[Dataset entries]

********************

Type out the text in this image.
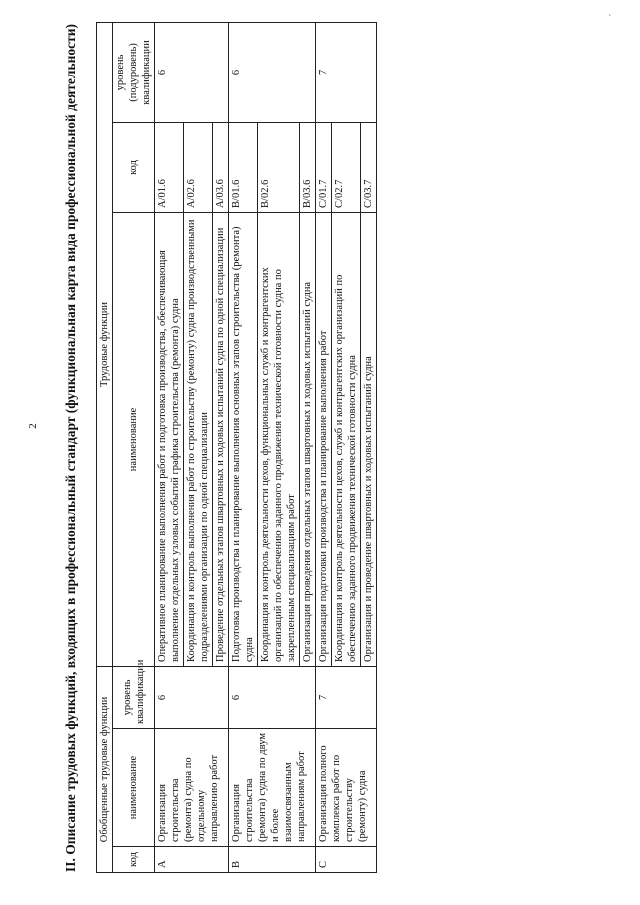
2
`
II. Описание трудовых функций, входящих в профессиональный стандарт (функциональная карта вида профессиональной деятельности) Обобщенные трудовые функции			Трудовые функции		
код	наименование	уровень квалификации	наименование	код	уровень (подуровень) квалификации
A	Организация строительства (ремонта) судна по отдельному направлению работ	6	Оперативное планирование выполнения работ и подготовка производства, обеспечивающая выполнение отдельных узловых событий графика строительства (ремонта) судна	A/01.6	6
			Координация и контроль выполнения работ по строительству (ремонту) судна производственными подразделениями организации по одной специализации	A/02.6	
			Проведение отдельных этапов швартовных и ходовых испытаний судна по одной специализации	A/03.6	
B	Организация строительства (ремонта) судна по двум и более взаимосвязанным направлениям работ	6	Подготовка производства и планирование выполнения основных этапов строительства (ремонта) судна	B/01.6	6
			Координация и контроль деятельности цехов, функциональных служб и контрагентских организаций по обеспечению заданного продвижения технической готовности судна по закрепленным специализациям работ	B/02.6	
			Организация проведения отдельных этапов швартовных и ходовых испытаний судна	B/03.6	
C	Организация полного комплекса работ по строительству (ремонту) судна	7	Организация подготовки производства и планирование выполнения работ	C/01.7	7
			Координация и контроль деятельности цехов, служб и контрагентских организаций по обеспечению заданного продвижения технической готовности судна	C/02.7	
			Организация и проведение швартовных и ходовых испытаний судна	C/03.7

********************

▶ [WHAT TO PRODUCE] Count every line in the preceding entries where the string "обеспечению" appears, then state only the total.

▶ [ANSWER TO THIS EXERCISE] 2